Dataset items:
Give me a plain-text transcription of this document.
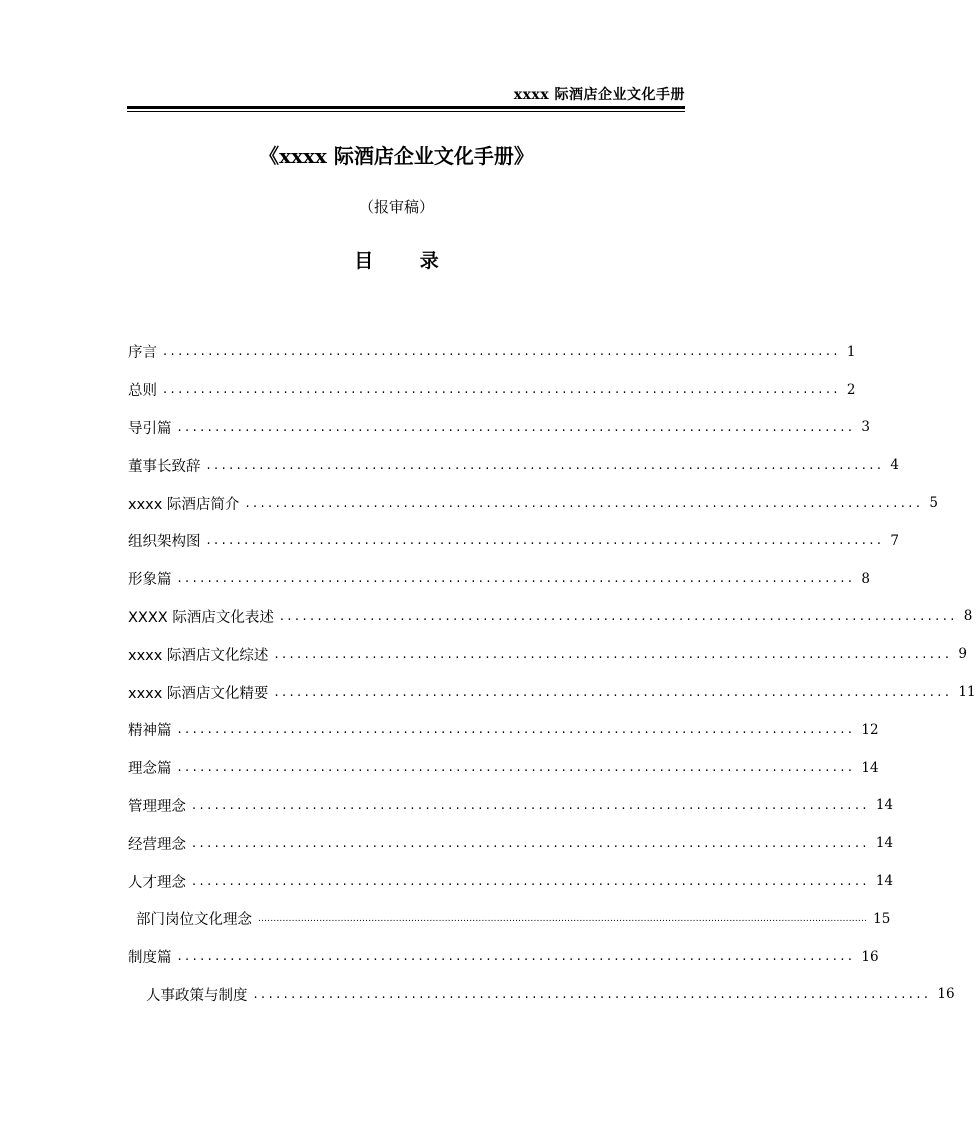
xxxx 际酒店企业文化手册
《xxxx 际酒店企业文化手册》
（报审稿）
目 录
序言 .......................................................................................... 1
总则 .......................................................................................... 2
导引篇 .......................................................................................... 3
董事长致辞 .......................................................................................... 4
xxxx 际酒店简介 .......................................................................................... 5
组织架构图 .......................................................................................... 7
形象篇 .......................................................................................... 8
XXXX 际酒店文化表述 .......................................................................................... 8
xxxx 际酒店文化综述 .......................................................................................... 9
xxxx 际酒店文化精要 .......................................................................................... 11
精神篇 .......................................................................................... 12
理念篇 .......................................................................................... 14
管理理念 .......................................................................................... 14
经营理念 .......................................................................................... 14
人才理念 .......................................................................................... 14
部门岗位文化理念 ....................................................................................................................................................................................................... 15
制度篇 .......................................................................................... 16
人事政策与制度 .......................................................................................... 16
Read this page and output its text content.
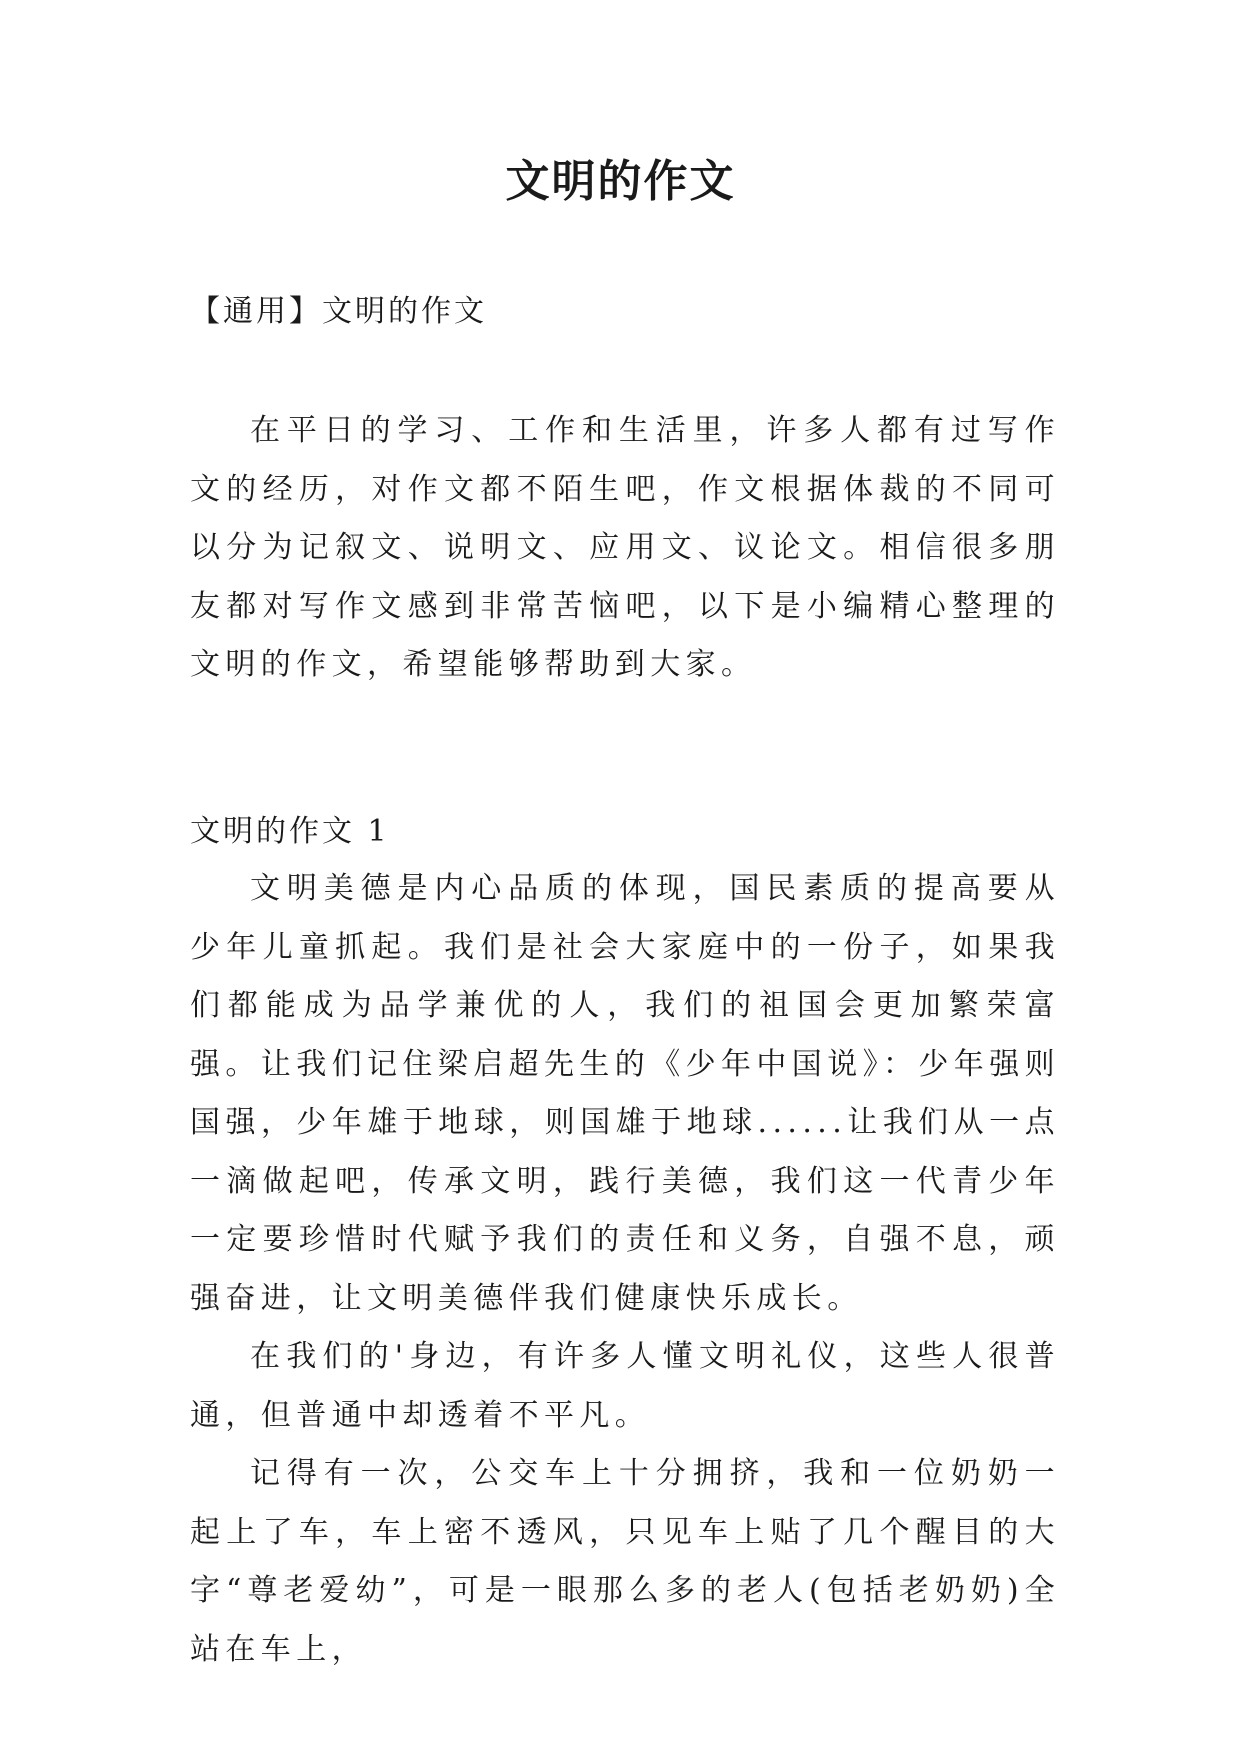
文明的作文

【通用】文明的作文

在平日的学习、工作和生活里，许多人都有过写作文的经历，对作文都不陌生吧，作文根据体裁的不同可以分为记叙文、说明文、应用文、议论文。相信很多朋友都对写作文感到非常苦恼吧，以下是小编精心整理的文明的作文，希望能够帮助到大家。

文明的作文 1

文明美德是内心品质的体现，国民素质的提高要从少年儿童抓起。我们是社会大家庭中的一份子，如果我们都能成为品学兼优的人，我们的祖国会更加繁荣富强。让我们记住梁启超先生的《少年中国说》：少年强则国强，少年雄于地球，则国雄于地球......让我们从一点一滴做起吧，传承文明，践行美德，我们这一代青少年一定要珍惜时代赋予我们的责任和义务，自强不息，顽强奋进，让文明美德伴我们健康快乐成长。

在我们的'身边，有许多人懂文明礼仪，这些人很普通，但普通中却透着不平凡。

记得有一次，公交车上十分拥挤，我和一位奶奶一起上了车，车上密不透风，只见车上贴了几个醒目的大字“尊老爱幼”，可是一眼那么多的老人(包括老奶奶)全站在车上，
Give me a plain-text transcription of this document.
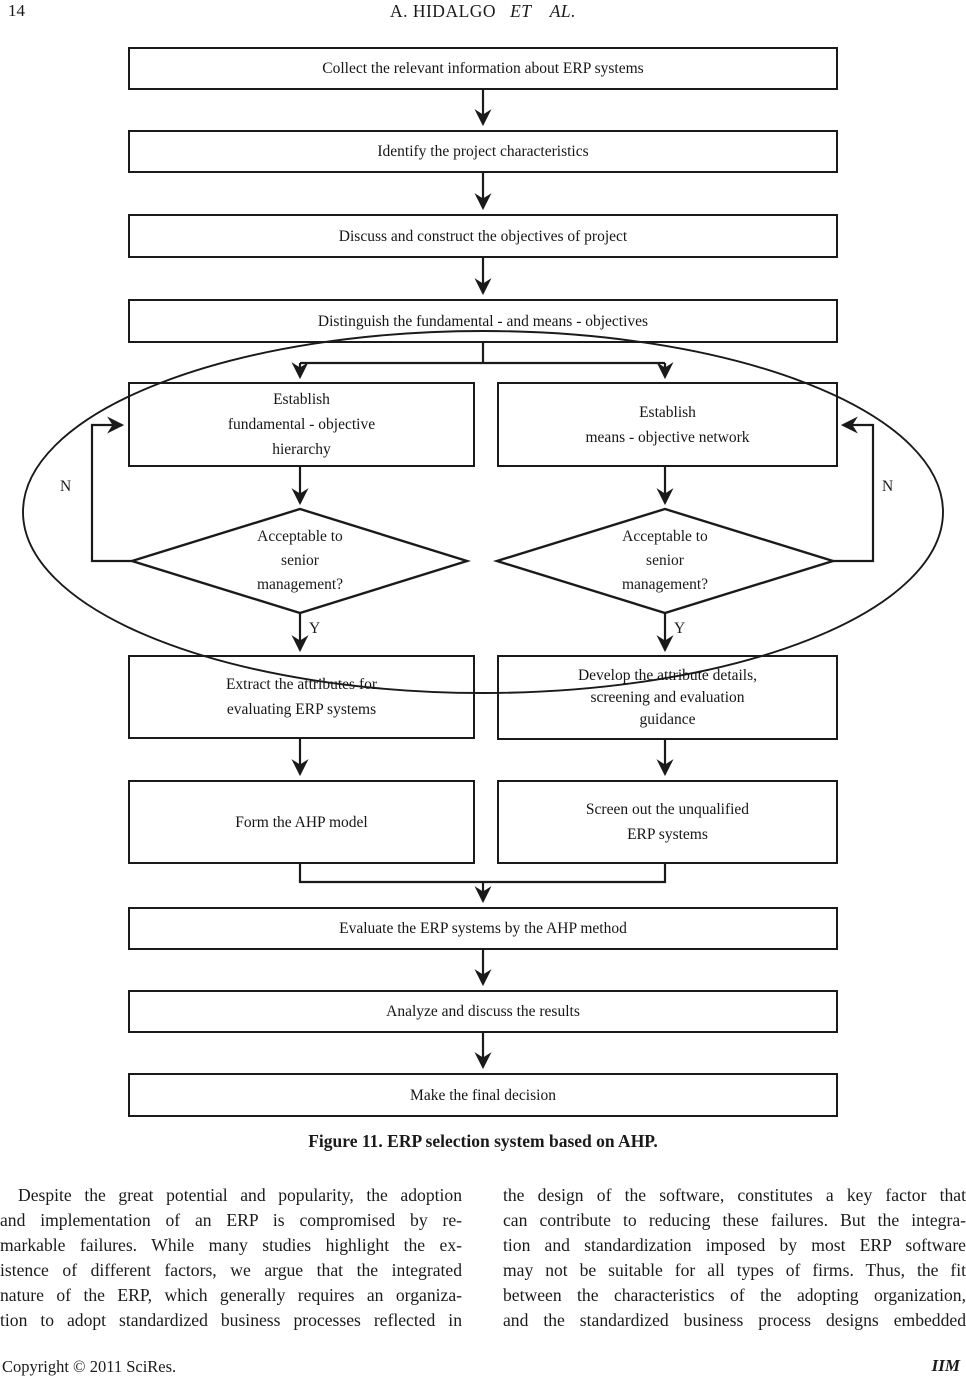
14	A. HIDALGO ET AL.
Collect the relevant information about ERP systems
Identify the project characteristics
Discuss and construct the objectives of project
Distinguish the fundamental - and means - objectives
Establish
fundamental - objective
hierarchy
Establish
means - objective network
Acceptable to
senior
management?
Acceptable to
senior
management?
Extract the attributes for
evaluating ERP systems
Develop the attribute details,
screening and evaluation
guidance
Form the AHP model
Screen out the unqualified
ERP systems
Evaluate the ERP systems by the AHP method
Analyze and discuss the results
Make the final decision
Y	Y
N	N
Figure 11. ERP selection system based on AHP.
Despite the great potential and popularity, the adoption
and implementation of an ERP is compromised by re-
markable failures. While many studies highlight the ex-
istence of different factors, we argue that the integrated
nature of the ERP, which generally requires an organiza-
tion to adopt standardized business processes reflected in
the design of the software, constitutes a key factor that
can contribute to reducing these failures. But the integra-
tion and standardization imposed by most ERP software
may not be suitable for all types of firms. Thus, the fit
between the characteristics of the adopting organization,
and the standardized business process designs embedded
Copyright © 2011 SciRes.	IIM
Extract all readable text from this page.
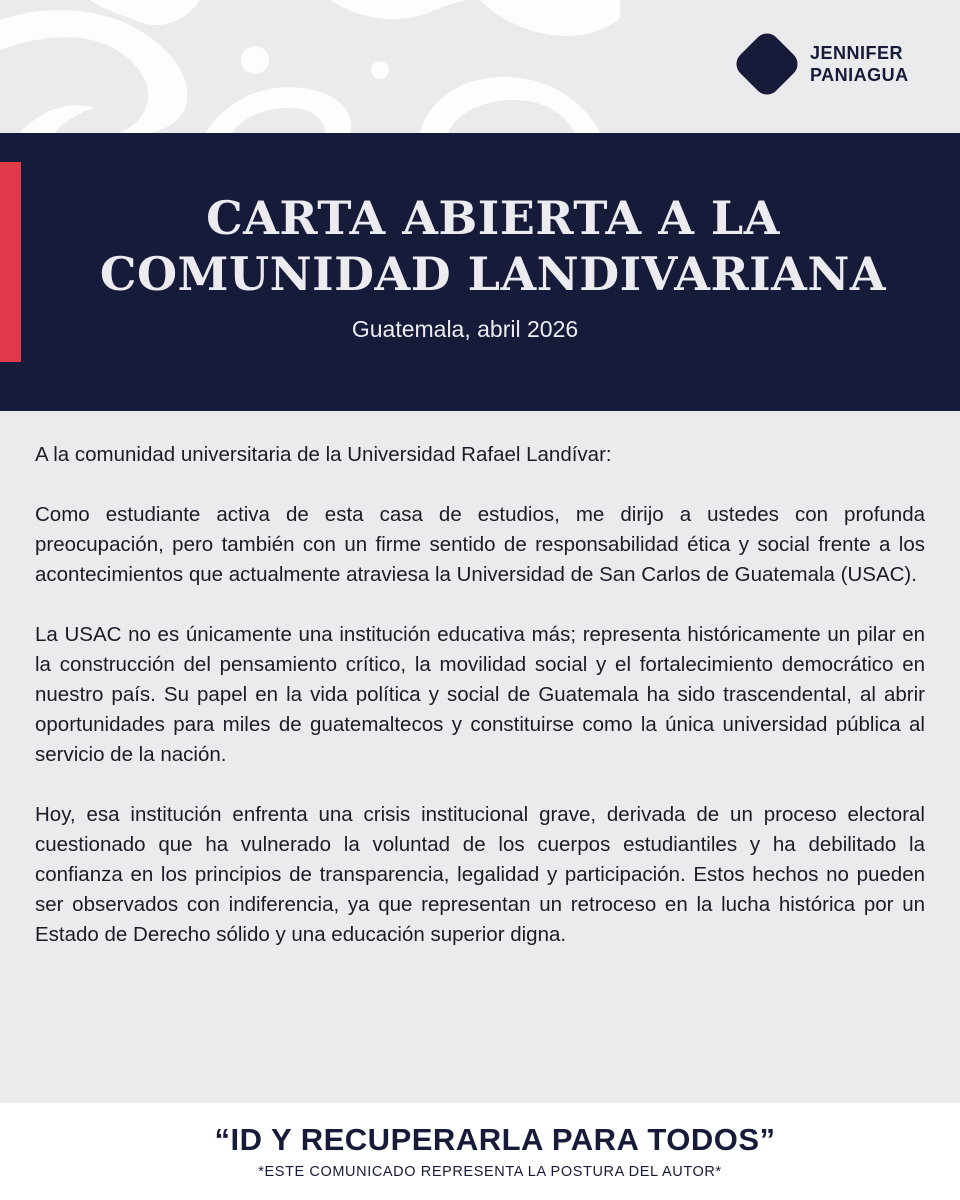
JENNIFER
PANIAGUA
CARTA ABIERTA A LA
COMUNIDAD LANDIVARIANA
Guatemala, abril 2026

A la comunidad universitaria de la Universidad Rafael Landívar:

Como estudiante activa de esta casa de estudios, me dirijo a ustedes con profunda preocupación, pero también con un firme sentido de responsabilidad ética y social frente a los acontecimientos que actualmente atraviesa la Universidad de San Carlos de Guatemala (USAC).

La USAC no es únicamente una institución educativa más; representa históricamente un pilar en la construcción del pensamiento crítico, la movilidad social y el fortalecimiento democrático en nuestro país. Su papel en la vida política y social de Guatemala ha sido trascendental, al abrir oportunidades para miles de guatemaltecos y constituirse como la única universidad pública al servicio de la nación.

Hoy, esa institución enfrenta una crisis institucional grave, derivada de un proceso electoral cuestionado que ha vulnerado la voluntad de los cuerpos estudiantiles y ha debilitado la confianza en los principios de transparencia, legalidad y participación. Estos hechos no pueden ser observados con indiferencia, ya que representan un retroceso en la lucha histórica por un Estado de Derecho sólido y una educación superior digna.

“ID Y RECUPERARLA PARA TODOS”
*ESTE COMUNICADO REPRESENTA LA POSTURA DEL AUTOR*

* **The request**
Take every line from the records above that has the word "institución" and copy it.

* **Answer to this problem**
La USAC no es únicamente una institución educativa más; representa históricamente un pilar en la construcción del pensamiento crítico, la movilidad social y el fortalecimiento democrático en nuestro país. Su papel en la vida política y social de Guatemala ha sido trascendental, al abrir oportunidades para miles de guatemaltecos y constituirse como la única universidad pública al servicio de la nación.
Hoy, esa institución enfrenta una crisis institucional grave, derivada de un proceso electoral cuestionado que ha vulnerado la voluntad de los cuerpos estudiantiles y ha debilitado la confianza en los principios de transparencia, legalidad y participación. Estos hechos no pueden ser observados con indiferencia, ya que representan un retroceso en la lucha histórica por un Estado de Derecho sólido y una educación superior digna.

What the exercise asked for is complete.